RECORDS FOR THIS EXERCISE:
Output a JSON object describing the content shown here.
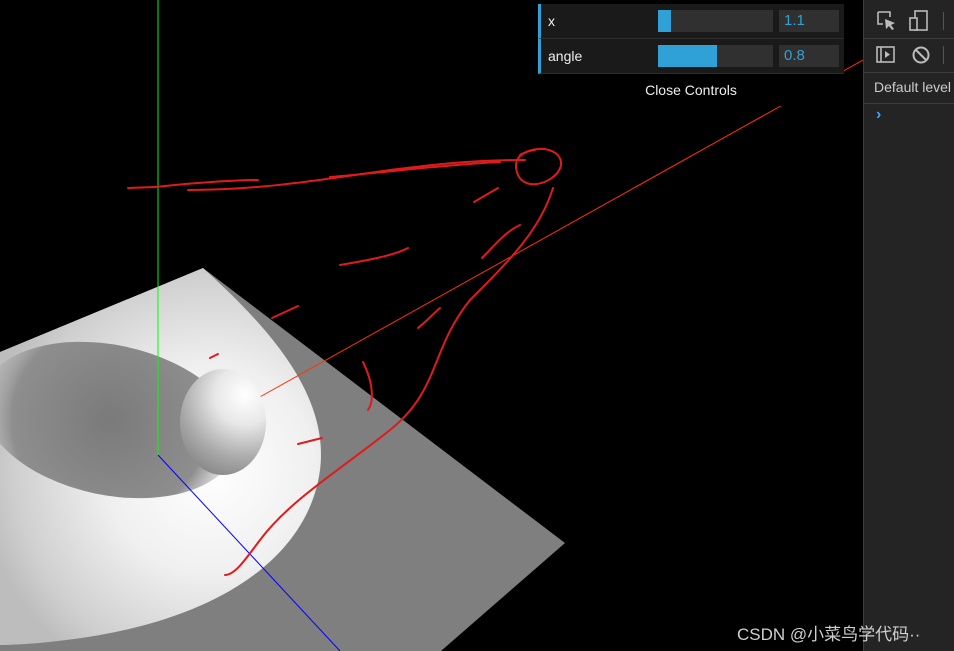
{
  "gui": {
    "controls": [
      {
        "label": "x",
        "value": "1.1",
        "level": 0.11
      },
      {
        "label": "angle",
        "value": "0.8",
        "level": 0.51
      }
    ],
    "close_label": "Close Controls",
    "accent_color": "#2fa1d6"
  },
  "devtools": {
    "toolbar_icons": [
      "inspect-element-icon",
      "device-toolbar-icon",
      "sidebar-toggle-icon",
      "clear-console-icon"
    ],
    "level_filter": "Default level",
    "prompt_symbol": "›"
  },
  "scene": {
    "background_color": "#000000",
    "y_axis_color": "#00ff00",
    "z_axis_color": "#0000ff",
    "light_ray_color": "#ff3300",
    "annotation_color": "#e01b1b"
  },
  "watermark": "CSDN @小菜鸟学代码··"
}
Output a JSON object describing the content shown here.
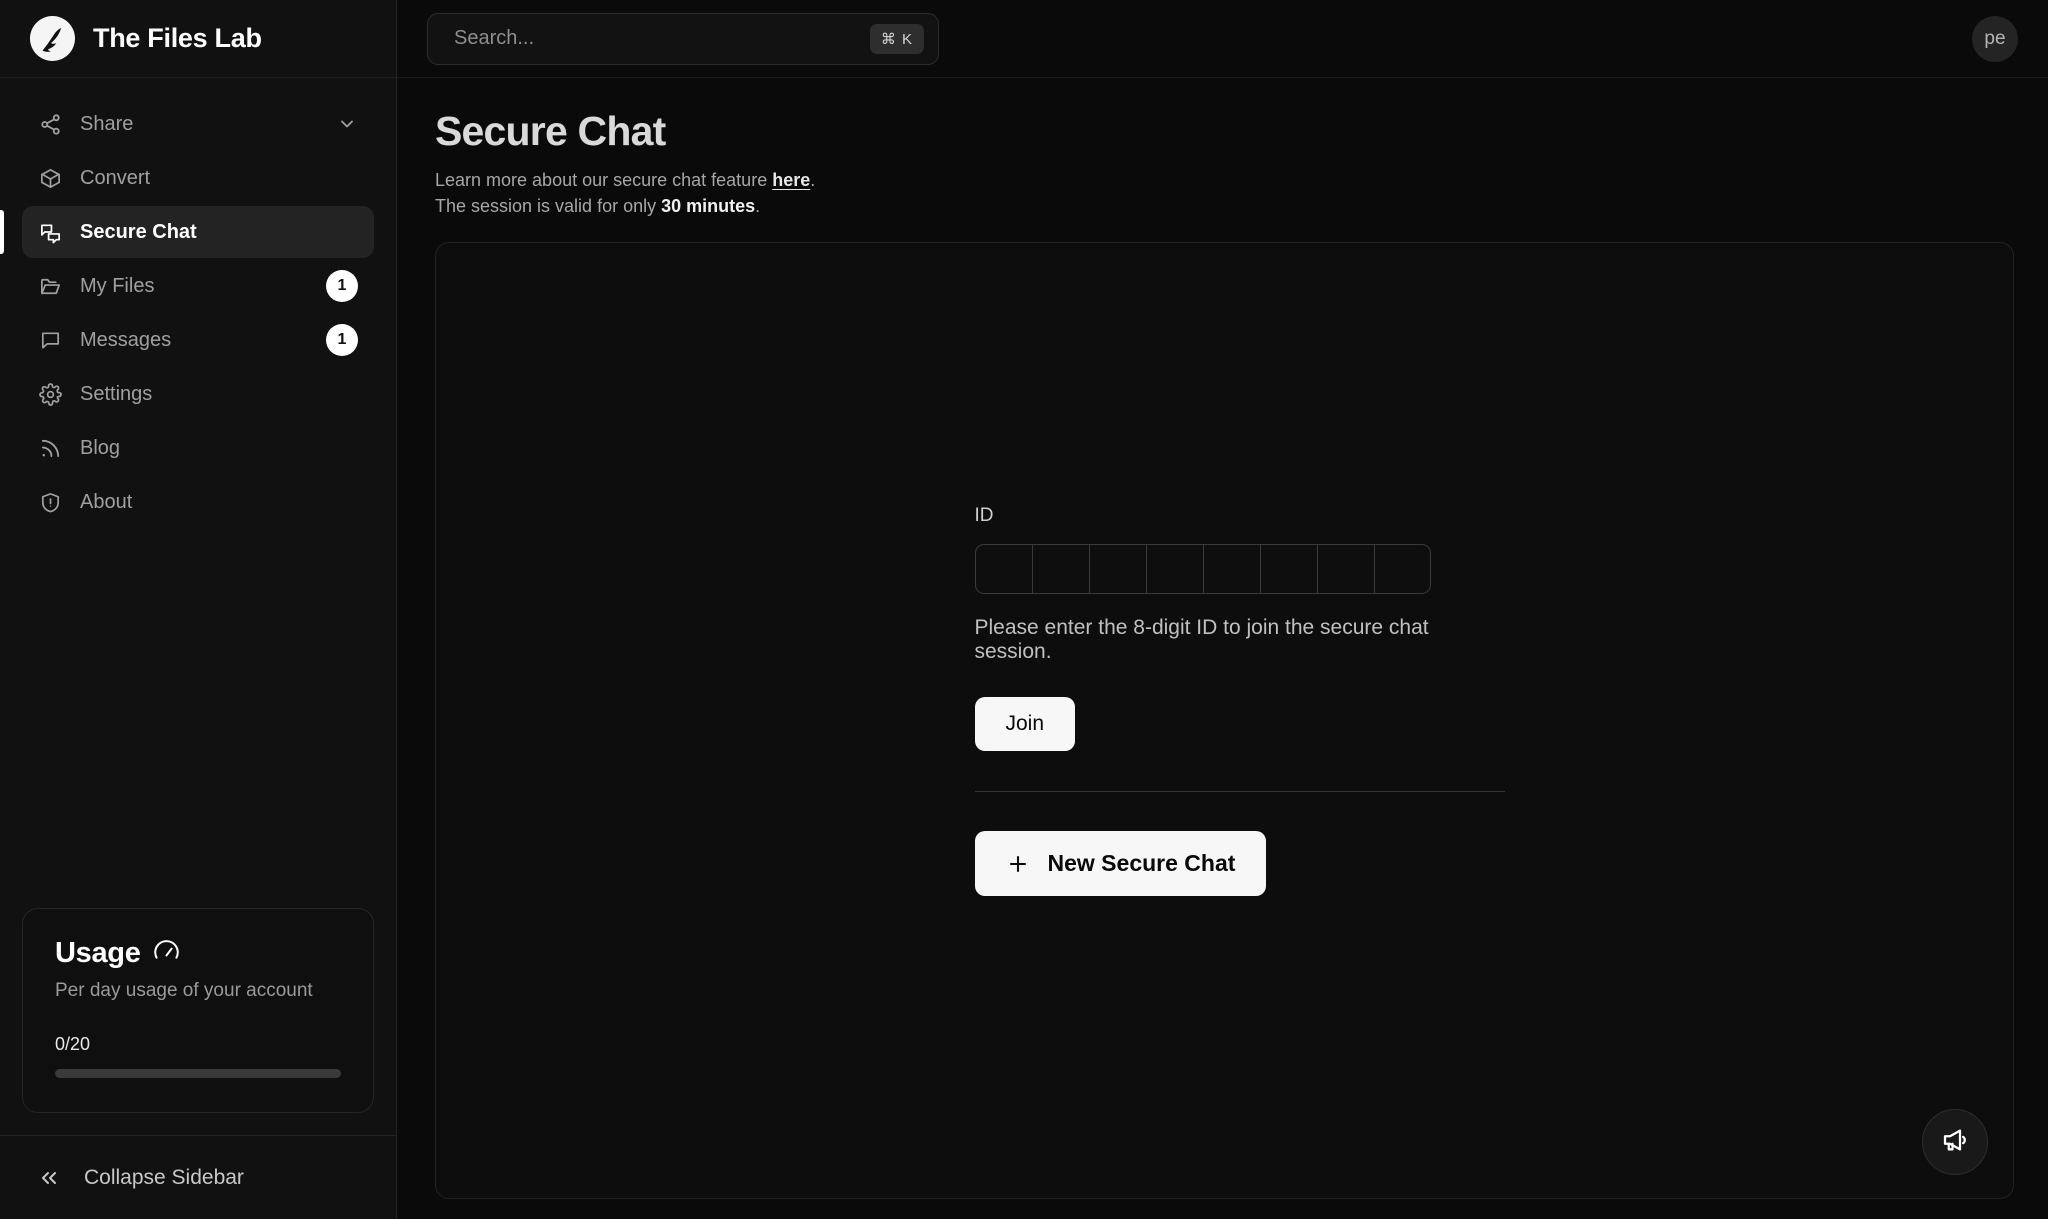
{
  "brand": {
    "name": "The Files Lab",
    "logo_icon": "feather-logo-icon"
  },
  "search": {
    "placeholder": "Search...",
    "shortcut": "⌘ K"
  },
  "user": {
    "avatar_initials": "pe"
  },
  "sidebar": {
    "items": [
      {
        "label": "Share",
        "icon": "share-icon",
        "badge": null,
        "chevron": true,
        "active": false
      },
      {
        "label": "Convert",
        "icon": "box-icon",
        "badge": null,
        "chevron": false,
        "active": false
      },
      {
        "label": "Secure Chat",
        "icon": "chat-bubbles-icon",
        "badge": null,
        "chevron": false,
        "active": true
      },
      {
        "label": "My Files",
        "icon": "folder-icon",
        "badge": "1",
        "chevron": false,
        "active": false
      },
      {
        "label": "Messages",
        "icon": "message-icon",
        "badge": "1",
        "chevron": false,
        "active": false
      },
      {
        "label": "Settings",
        "icon": "gear-icon",
        "badge": null,
        "chevron": false,
        "active": false
      },
      {
        "label": "Blog",
        "icon": "rss-icon",
        "badge": null,
        "chevron": false,
        "active": false
      },
      {
        "label": "About",
        "icon": "shield-alert-icon",
        "badge": null,
        "chevron": false,
        "active": false
      }
    ],
    "usage": {
      "title": "Usage",
      "icon": "gauge-icon",
      "subtitle": "Per day usage of your account",
      "count": "0/20",
      "percent": 0
    },
    "collapse": {
      "label": "Collapse Sidebar",
      "icon": "chevrons-left-icon"
    }
  },
  "page": {
    "title": "Secure Chat",
    "desc_line1_prefix": "Learn more about our secure chat feature ",
    "desc_line1_link": "here",
    "desc_line1_suffix": ".",
    "desc_line2_prefix": "The session is valid for only ",
    "desc_line2_strong": "30 minutes",
    "desc_line2_suffix": "."
  },
  "join_form": {
    "id_label": "ID",
    "otp_length": 8,
    "otp_values": [
      "",
      "",
      "",
      "",
      "",
      "",
      "",
      ""
    ],
    "helper_text": "Please enter the 8-digit ID to join the secure chat session.",
    "join_label": "Join",
    "new_chat_label": "New Secure Chat",
    "new_chat_icon": "plus-icon"
  },
  "fab": {
    "icon": "megaphone-icon"
  },
  "colors": {
    "background": "#0a0a0a",
    "sidebar": "#111111",
    "accent": "#ffffff",
    "active_item": "#232323",
    "muted_text": "#a0a0a0",
    "border": "#242424"
  }
}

EXERCISE: Print the records word for word and exclude any picture they hold.

ANSWER:
Output a JSON object describing the content shown here.
{
  "gui": {
    "controls": [
      {
        "label": "x",
        "value": "1.1",
        "level": 0.11
      },
      {
        "label": "angle",
        "value": "0.8",
        "level": 0.51
      }
    ],
    "close_label": "Close Controls",
    "accent_color": "#2fa1d6"
  },
  "devtools": {
    "toolbar_icons": [
      "inspect-element-icon",
      "device-toolbar-icon",
      "sidebar-toggle-icon",
      "clear-console-icon"
    ],
    "level_filter": "Default level",
    "prompt_symbol": "›"
  },
  "scene": {
    "background_color": "#000000",
    "y_axis_color": "#00ff00",
    "z_axis_color": "#0000ff",
    "light_ray_color": "#ff3300",
    "annotation_color": "#e01b1b"
  },
  "watermark": "CSDN @小菜鸟学代码··"
}
Output a JSON object describing the content shown here.
{
  "brand": {
    "name": "The Files Lab",
    "logo_icon": "feather-logo-icon"
  },
  "search": {
    "placeholder": "Search...",
    "shortcut": "⌘ K"
  },
  "user": {
    "avatar_initials": "pe"
  },
  "sidebar": {
    "items": [
      {
        "label": "Share",
        "icon": "share-icon",
        "badge": null,
        "chevron": true,
        "active": false
      },
      {
        "label": "Convert",
        "icon": "box-icon",
        "badge": null,
        "chevron": false,
        "active": false
      },
      {
        "label": "Secure Chat",
        "icon": "chat-bubbles-icon",
        "badge": null,
        "chevron": false,
        "active": true
      },
      {
        "label": "My Files",
        "icon": "folder-icon",
        "badge": "1",
        "chevron": false,
        "active": false
      },
      {
        "label": "Messages",
        "icon": "message-icon",
        "badge": "1",
        "chevron": false,
        "active": false
      },
      {
        "label": "Settings",
        "icon": "gear-icon",
        "badge": null,
        "chevron": false,
        "active": false
      },
      {
        "label": "Blog",
        "icon": "rss-icon",
        "badge": null,
        "chevron": false,
        "active": false
      },
      {
        "label": "About",
        "icon": "shield-alert-icon",
        "badge": null,
        "chevron": false,
        "active": false
      }
    ],
    "usage": {
      "title": "Usage",
      "icon": "gauge-icon",
      "subtitle": "Per day usage of your account",
      "count": "0/20",
      "percent": 0
    },
    "collapse": {
      "label": "Collapse Sidebar",
      "icon": "chevrons-left-icon"
    }
  },
  "page": {
    "title": "Secure Chat",
    "desc_line1_prefix": "Learn more about our secure chat feature ",
    "desc_line1_link": "here",
    "desc_line1_suffix": ".",
    "desc_line2_prefix": "The session is valid for only ",
    "desc_line2_strong": "30 minutes",
    "desc_line2_suffix": "."
  },
  "join_form": {
    "id_label": "ID",
    "otp_length": 8,
    "otp_values": [
      "",
      "",
      "",
      "",
      "",
      "",
      "",
      ""
    ],
    "helper_text": "Please enter the 8-digit ID to join the secure chat session.",
    "join_label": "Join",
    "new_chat_label": "New Secure Chat",
    "new_chat_icon": "plus-icon"
  },
  "fab": {
    "icon": "megaphone-icon"
  },
  "colors": {
    "background": "#0a0a0a",
    "sidebar": "#111111",
    "accent": "#ffffff",
    "active_item": "#232323",
    "muted_text": "#a0a0a0",
    "border": "#242424"
  }
}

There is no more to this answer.